Task directions:
Your task is to copy the listing exactly. Drop any pictures from the copy.

Items:
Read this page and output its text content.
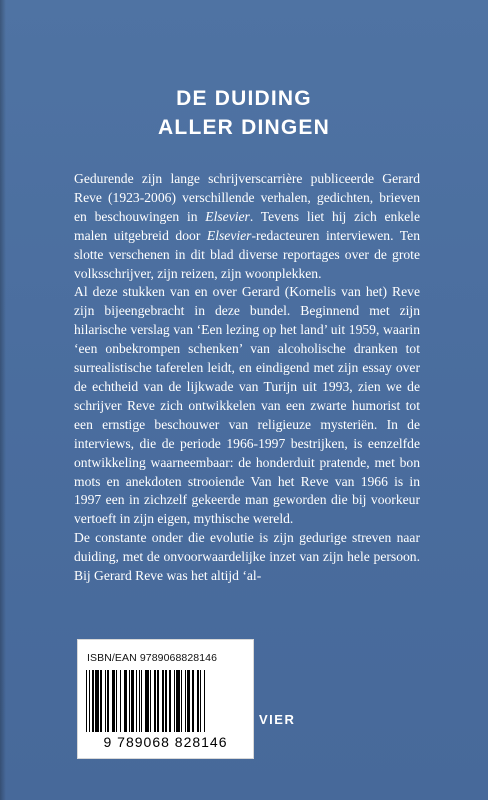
DE DUIDING
ALLER DINGEN

Gedurende zijn lange schrijverscarrière publiceerde Gerard Reve (1923-2006) verschillende verhalen, gedichten, brieven en beschouwingen in Elsevier. Tevens liet hij zich enkele malen uitgebreid door Elsevier-redacteuren interviewen. Ten slotte verschenen in dit blad diverse reportages over de grote volksschrijver, zijn reizen, zijn woonplekken.

Al deze stukken van en over Gerard (Kornelis van het) Reve zijn bijeengebracht in deze bundel. Beginnend met zijn hilarische verslag van ‘Een lezing op het land’ uit 1959, waarin ‘een onbekrompen schenken’ van alcoholische dranken tot surrealistische taferelen leidt, en eindigend met zijn essay over de echtheid van de lijkwade van Turijn uit 1993, zien we de schrijver Reve zich ontwikkelen van een zwarte humorist tot een ernstige beschouwer van religieuze mysteriën. In de interviews, die de periode 1966-1997 bestrijken, is eenzelfde ontwikkeling waarneembaar: de honderduit pratende, met bon mots en anekdoten strooiende Van het Reve van 1966 is in 1997 een in zichzelf gekeerde man geworden die bij voorkeur vertoeft in zijn eigen, mythische wereld.

De constante onder die evolutie is zijn gedurige streven naar duiding, met de onvoorwaardelijke inzet van zijn hele persoon. Bij Gerard Reve was het altijd ‘al-

VIER
ISBN/EAN 9789068828146
9 789068 828146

Reply:
Read this page and output its text content.
DE DUIDING
ALLER DINGEN

Gedurende zijn lange schrijverscarrière publiceerde Gerard Reve (1923-2006) verschillende verhalen, gedichten, brieven en beschouwingen in Elsevier. Tevens liet hij zich enkele malen uitgebreid door Elsevier-redacteuren interviewen. Ten slotte verschenen in dit blad diverse reportages over de grote volksschrijver, zijn reizen, zijn woonplekken.

Al deze stukken van en over Gerard (Kornelis van het) Reve zijn bijeengebracht in deze bundel. Beginnend met zijn hilarische verslag van ‘Een lezing op het land’ uit 1959, waarin ‘een onbekrompen schenken’ van alcoholische dranken tot surrealistische taferelen leidt, en eindigend met zijn essay over de echtheid van de lijkwade van Turijn uit 1993, zien we de schrijver Reve zich ontwikkelen van een zwarte humorist tot een ernstige beschouwer van religieuze mysteriën. In de interviews, die de periode 1966-1997 bestrijken, is eenzelfde ontwikkeling waarneembaar: de honderduit pratende, met bon mots en anekdoten strooiende Van het Reve van 1966 is in 1997 een in zichzelf gekeerde man geworden die bij voorkeur vertoeft in zijn eigen, mythische wereld.

De constante onder die evolutie is zijn gedurige streven naar duiding, met de onvoorwaardelijke inzet van zijn hele persoon. Bij Gerard Reve was het altijd ‘al-

VIER
ISBN/EAN 9789068828146
9 789068 828146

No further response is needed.